◆ Texto apresentado
O pequenino e esquisito Steve Buscemi
Por Kathleen Gomes
Se ainda não aprenderam a pronunciar Buscemi
correctamente (diz-se Bussemi), a culpa é vossa. Porque Steve
Buscemi não tem sido propriamente discreto. Peguem num punhado
de reputados filmes do circuito independente americano dos últimos
anos e comparem com a filmografia do actor: uma boa parte há-de
coincidir.
É certo que nunca lhe cabe o papel principal
(seja lá o que isso for, no cinema independente), mas é
impossível não dar por ele: é sempre a presença
mais nervosa. Ferrara, Tarantino, Altman, Jarmusch, os Coen - Buscemi
já trabalhou com todos e, nalguns casos, mais do que uma
vez. Que há com ele, para que tantos autores o requisitem?
Os elencos podem mudar, mas ele fica. Talvez porque leva muito a
sério a sua propensão (vocação?) para
interpretar "losers". Mas isso, só por si, não
explica tudo.
Em "Fargo", interpreta Carl Showalter,
um inepto assassino a soldo que acabará por ser a mais sacrificada
de todas as personagens: é espancado, leva um tiro na cara
e há-de terminar num triturador de lenha... E quando Frances
McDormand tenta seguir as pistas que a possam conduzir aos criminosos,
as testemunhas não conseguem lembrar-se de mais nada, a não
ser que ele "era pequenino, com um ar esquisito". Que
Buscemi seja caracterizado como um "funny looking guy"
é uma típica piscadela de olhos dos Coen. Até
porque os próprios têm jogado com a aparência
física do actor como efeito cómico, conferindo-lhe
o estatuto de "side-kick" de figuras bem mais imponentes,
como Peter Stormare em "Fargo", numa espécie de
delirante reabilitação de Bucha e Estica.
Não têm faltado descrições,
inspiradas e detalhadas, de Buscemi na imprensa, quase sempre pouco
abonatórias. Aliás, o próprio terá escolhido
a sua favorita, em que era apontado como "o equivalente, no
cinema, ao 'junk mail'".
Mas talvez haja um fundo de verdade na piada dos
Coen: sem nunca fazer da sua presença uma imposição,
na rectaguarda de outros actores, Buscemi torna-se quase sempre
memorável. Façam o teste: se não obtiverem
reacção ao mencionar-lhe o nome, tentem descrevê-lo
como o tipo "pequenino, de ar esquisito". Resultados garantidos.
Nada que incomode o actor. "Gosto de interpretar
personagens bizarras", diz. "Não me vejo como um
tipo normal". Nascido em Brooklyn, Nova Iorque, em 1957, teve
o seu verdadeiro "tour de force" quando Tarantino lhe
deu o papel de Mr. Pink em "Cães Danados" (1992).

◆ Dados apresentados

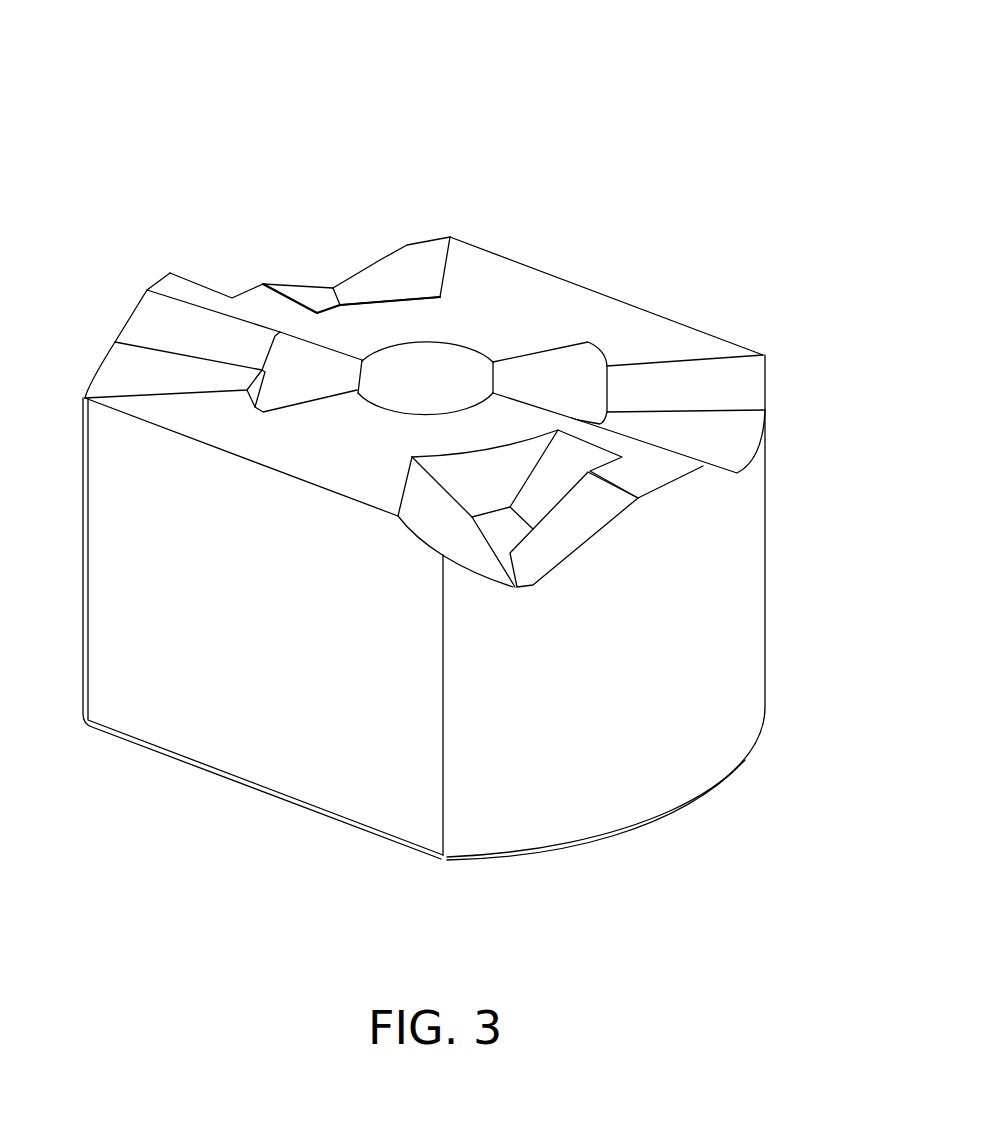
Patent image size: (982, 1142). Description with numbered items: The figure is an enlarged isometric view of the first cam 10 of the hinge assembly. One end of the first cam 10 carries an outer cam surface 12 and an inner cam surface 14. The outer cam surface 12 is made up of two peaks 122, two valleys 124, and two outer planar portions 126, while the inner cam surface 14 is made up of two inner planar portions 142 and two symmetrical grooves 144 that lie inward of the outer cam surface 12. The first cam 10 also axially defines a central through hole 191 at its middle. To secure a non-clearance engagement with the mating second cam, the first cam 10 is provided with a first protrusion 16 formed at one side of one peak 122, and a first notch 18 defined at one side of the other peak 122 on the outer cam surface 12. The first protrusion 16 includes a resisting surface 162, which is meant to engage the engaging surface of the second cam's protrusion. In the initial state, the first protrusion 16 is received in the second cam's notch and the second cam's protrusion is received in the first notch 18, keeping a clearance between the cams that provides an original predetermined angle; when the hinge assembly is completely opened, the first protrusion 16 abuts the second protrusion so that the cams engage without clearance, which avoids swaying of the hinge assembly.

◆ Instrução
Extraia do texto sobre Steve Buscemi, sem qualquer alteração, o trecho que começa nas palavras "Os elencos podem" e termina em "explica tudo.". Os dados não têm qualquer relação com o texto.

◆ Resposta ao exercício
Os elencos podem mudar, mas ele fica. Talvez porque leva muito a
sério a sua propensão (vocação?) para
interpretar "losers". Mas isso, só por si, não
explica tudo.